## PROBLEM STATEMENT
Return every line of the records below unchanged and in the same order.

## DATA EXTRACT
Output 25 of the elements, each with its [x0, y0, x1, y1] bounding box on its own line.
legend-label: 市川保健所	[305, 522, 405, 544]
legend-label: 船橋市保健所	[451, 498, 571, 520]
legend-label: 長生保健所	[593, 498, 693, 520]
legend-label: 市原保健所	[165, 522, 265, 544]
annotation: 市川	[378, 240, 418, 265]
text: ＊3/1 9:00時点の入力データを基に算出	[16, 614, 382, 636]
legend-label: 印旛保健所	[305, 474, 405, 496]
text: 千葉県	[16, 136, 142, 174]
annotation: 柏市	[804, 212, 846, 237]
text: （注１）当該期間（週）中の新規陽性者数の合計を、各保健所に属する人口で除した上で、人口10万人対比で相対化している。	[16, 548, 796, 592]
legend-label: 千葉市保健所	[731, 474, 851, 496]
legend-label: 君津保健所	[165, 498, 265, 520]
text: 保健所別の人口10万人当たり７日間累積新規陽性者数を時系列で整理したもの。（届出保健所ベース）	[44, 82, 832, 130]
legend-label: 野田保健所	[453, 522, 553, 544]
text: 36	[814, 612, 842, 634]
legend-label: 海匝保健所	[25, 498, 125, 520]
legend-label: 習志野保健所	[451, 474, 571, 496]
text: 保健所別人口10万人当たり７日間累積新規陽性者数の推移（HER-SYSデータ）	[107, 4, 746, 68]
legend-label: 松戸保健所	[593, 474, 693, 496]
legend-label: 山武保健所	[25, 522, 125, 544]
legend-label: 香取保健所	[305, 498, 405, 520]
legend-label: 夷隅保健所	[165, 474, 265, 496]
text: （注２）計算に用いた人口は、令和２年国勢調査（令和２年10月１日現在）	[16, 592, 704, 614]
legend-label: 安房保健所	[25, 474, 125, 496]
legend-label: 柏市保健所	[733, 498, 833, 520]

## RIGHT ANSWER
Output 25 of the elements, each with its [x0, y0, x1, y1] bounding box on its own line.
legend-label: 市川保健所	[305, 522, 405, 544]
legend-label: 船橋市保健所	[451, 498, 571, 520]
legend-label: 長生保健所	[593, 498, 693, 520]
legend-label: 市原保健所	[165, 522, 265, 544]
annotation: 市川	[378, 240, 418, 265]
text: ＊3/1 9:00時点の入力データを基に算出	[16, 614, 382, 636]
legend-label: 印旛保健所	[305, 474, 405, 496]
text: 千葉県	[16, 136, 142, 174]
annotation: 柏市	[804, 212, 846, 237]
text: （注１）当該期間（週）中の新規陽性者数の合計を、各保健所に属する人口で除した上で、人口10万人対比で相対化している。	[16, 548, 796, 592]
legend-label: 千葉市保健所	[731, 474, 851, 496]
legend-label: 君津保健所	[165, 498, 265, 520]
text: 保健所別の人口10万人当たり７日間累積新規陽性者数を時系列で整理したもの。（届出保健所ベース）	[44, 82, 832, 130]
legend-label: 野田保健所	[453, 522, 553, 544]
text: 36	[814, 612, 842, 634]
legend-label: 海匝保健所	[25, 498, 125, 520]
legend-label: 習志野保健所	[451, 474, 571, 496]
text: 保健所別人口10万人当たり７日間累積新規陽性者数の推移（HER-SYSデータ）	[107, 4, 746, 68]
legend-label: 松戸保健所	[593, 474, 693, 496]
legend-label: 山武保健所	[25, 522, 125, 544]
legend-label: 香取保健所	[305, 498, 405, 520]
legend-label: 夷隅保健所	[165, 474, 265, 496]
text: （注２）計算に用いた人口は、令和２年国勢調査（令和２年10月１日現在）	[16, 592, 704, 614]
legend-label: 安房保健所	[25, 474, 125, 496]
legend-label: 柏市保健所	[733, 498, 833, 520]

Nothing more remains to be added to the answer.